== What the exercise asks ==
Output the records exactly as they appear, with no pictures included.

______

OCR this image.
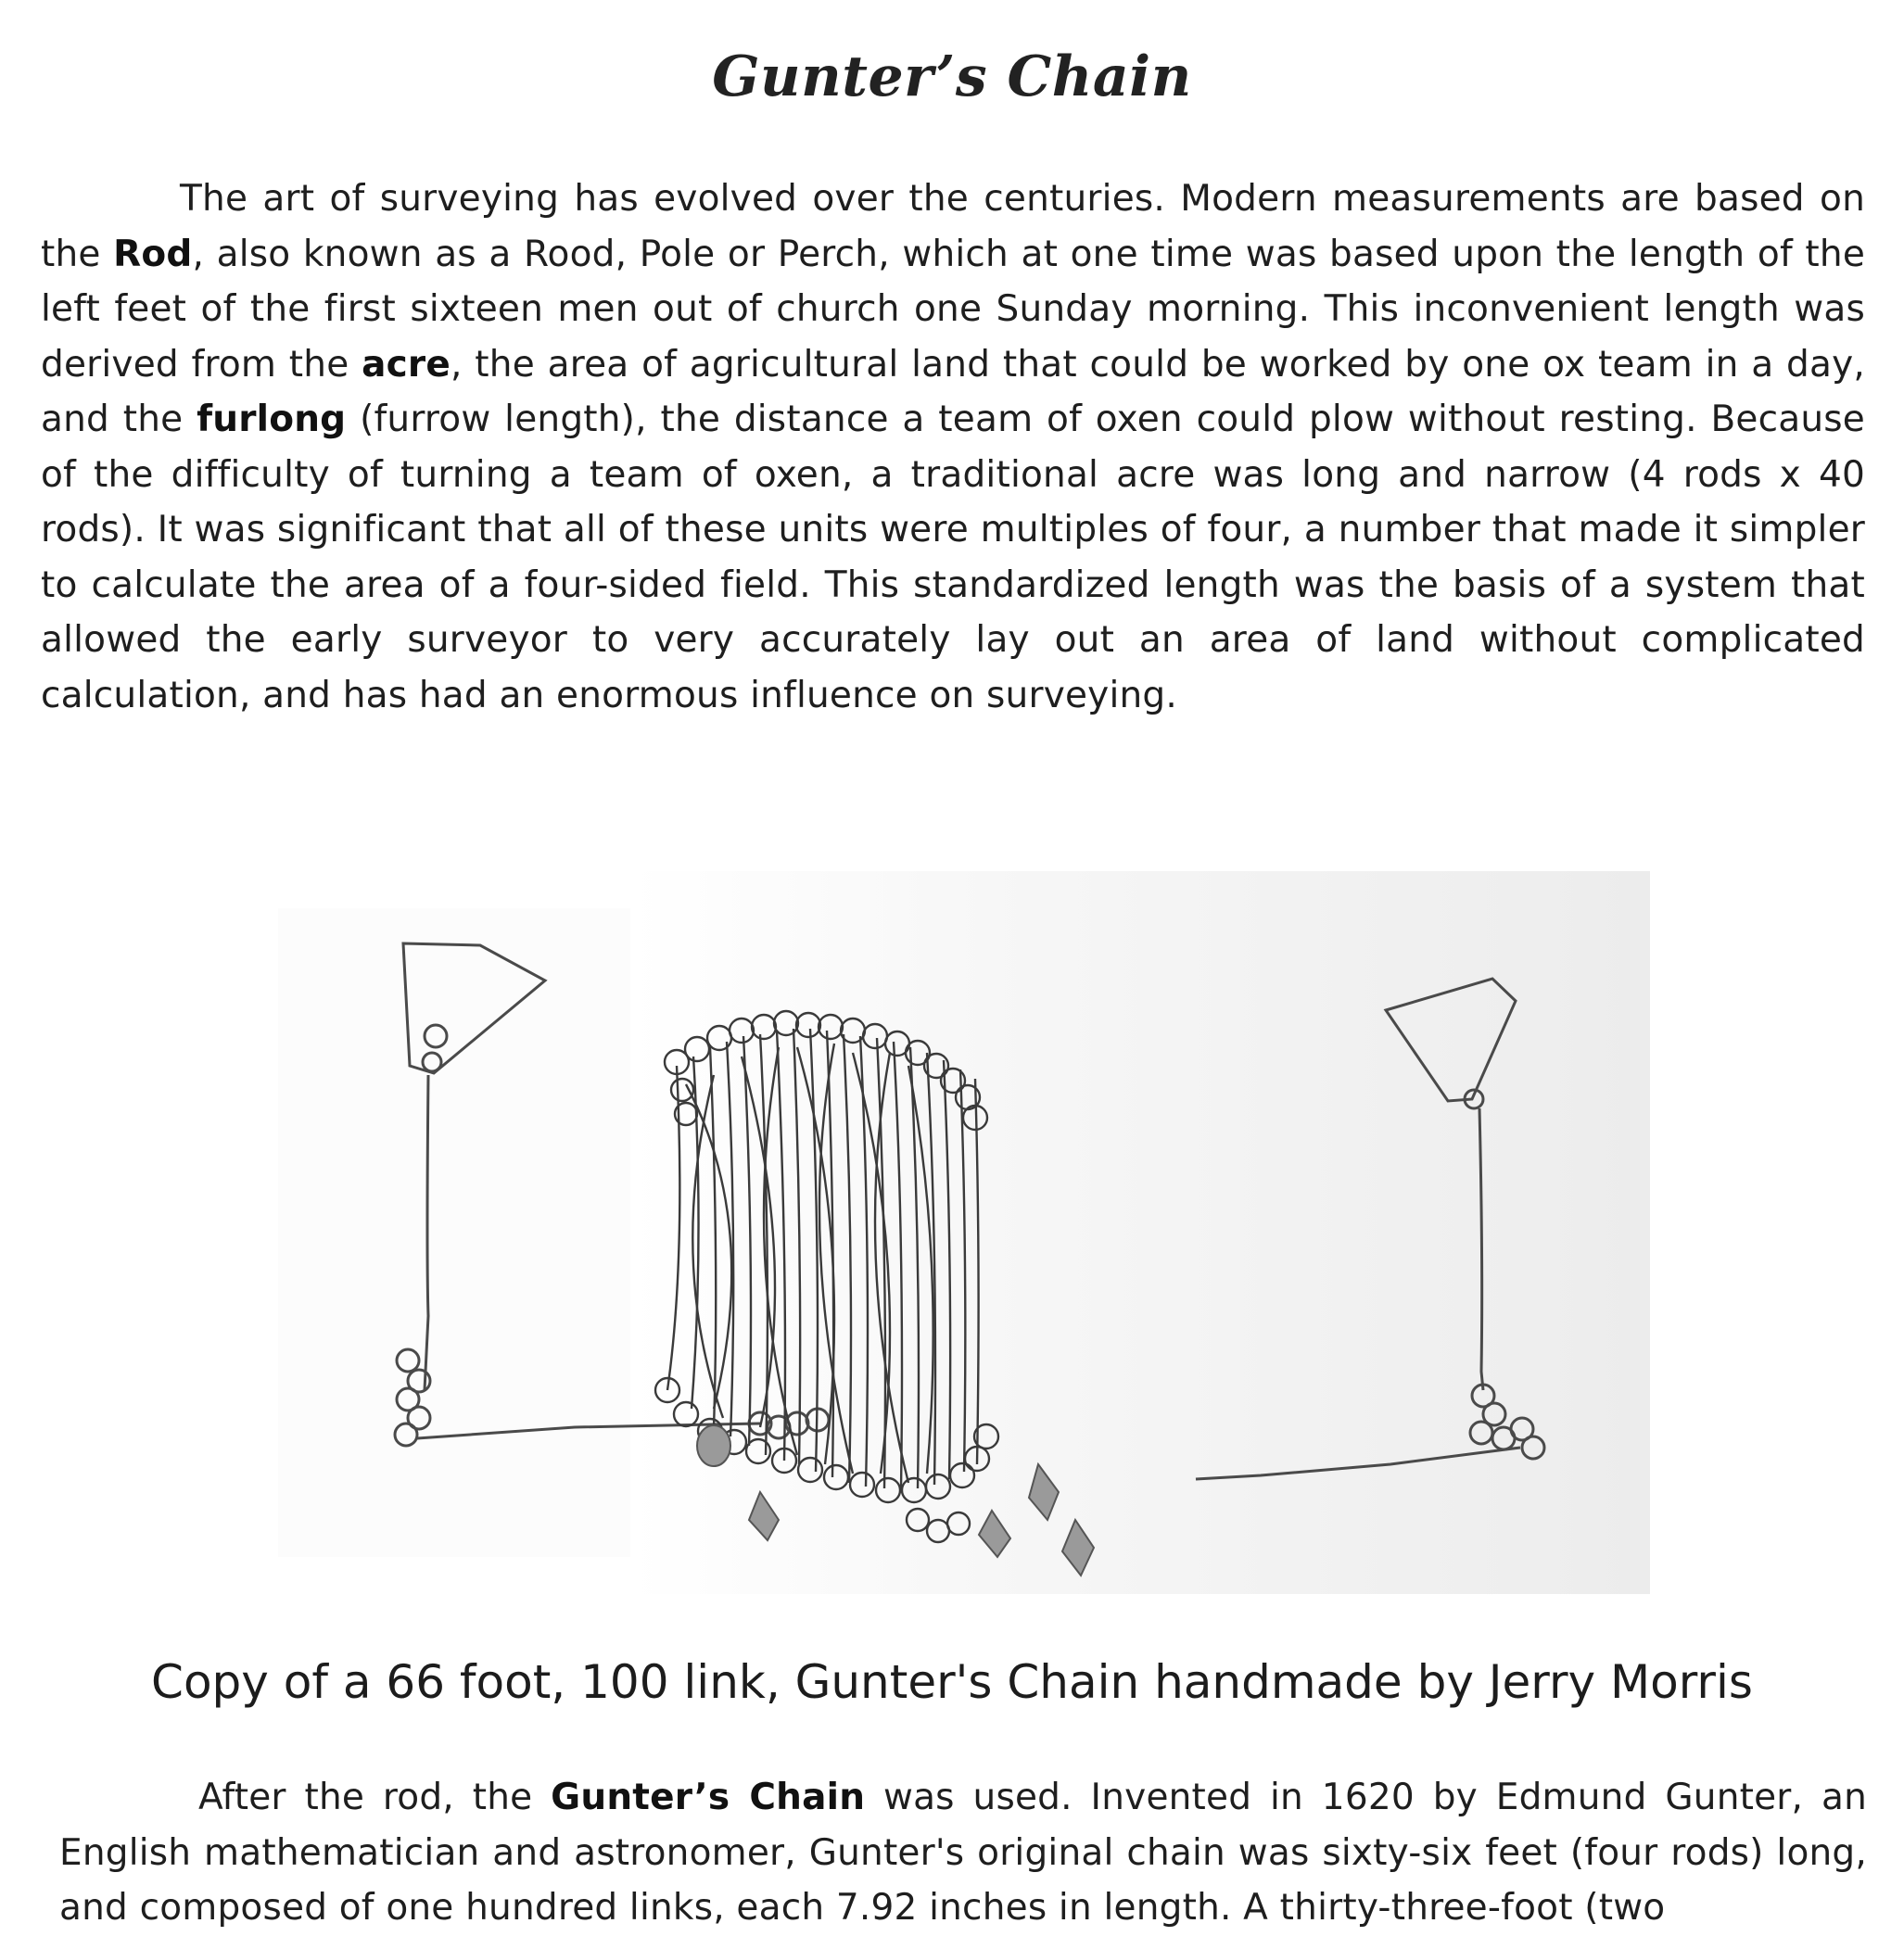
Gunter’s Chain
The art of surveying has evolved over the centuries. Modern measurements are based on the Rod, also known as a Rood, Pole or Perch, which at one time was based upon the length of the left feet of the first sixteen men out of church one Sunday morning. This inconvenient length was derived from the acre, the area of agricultural land that could be worked by one ox team in a day, and the furlong (furrow length), the distance a team of oxen could plow without resting. Because of the difficulty of turning a team of oxen, a traditional acre was long and narrow (4 rods x 40 rods). It was significant that all of these units were multiples of four, a number that made it simpler to calculate the area of a four-sided field. This standardized length was the basis of a system that allowed the early surveyor to very accurately lay out an area of land without complicated calculation, and has had an enormous influence on surveying.
Copy of a 66 foot, 100 link, Gunter's Chain handmade by Jerry Morris
After the rod, the Gunter’s Chain was used. Invented in 1620 by Edmund Gunter, an English mathematician and astronomer, Gunter's original chain was sixty-six feet (four rods) long, and composed of one hundred links, each 7.92 inches in length. A thirty-three-foot (two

______

== Task response ==
OCR this image.
Gunter’s Chain
The art of surveying has evolved over the centuries. Modern measurements are based on the Rod, also known as a Rood, Pole or Perch, which at one time was based upon the length of the left feet of the first sixteen men out of church one Sunday morning. This inconvenient length was derived from the acre, the area of agricultural land that could be worked by one ox team in a day, and the furlong (furrow length), the distance a team of oxen could plow without resting. Because of the difficulty of turning a team of oxen, a traditional acre was long and narrow (4 rods x 40 rods). It was significant that all of these units were multiples of four, a number that made it simpler to calculate the area of a four-sided field. This standardized length was the basis of a system that allowed the early surveyor to very accurately lay out an area of land without complicated calculation, and has had an enormous influence on surveying.
Copy of a 66 foot, 100 link, Gunter's Chain handmade by Jerry Morris
After the rod, the Gunter’s Chain was used. Invented in 1620 by Edmund Gunter, an English mathematician and astronomer, Gunter's original chain was sixty-six feet (four rods) long, and composed of one hundred links, each 7.92 inches in length. A thirty-three-foot (two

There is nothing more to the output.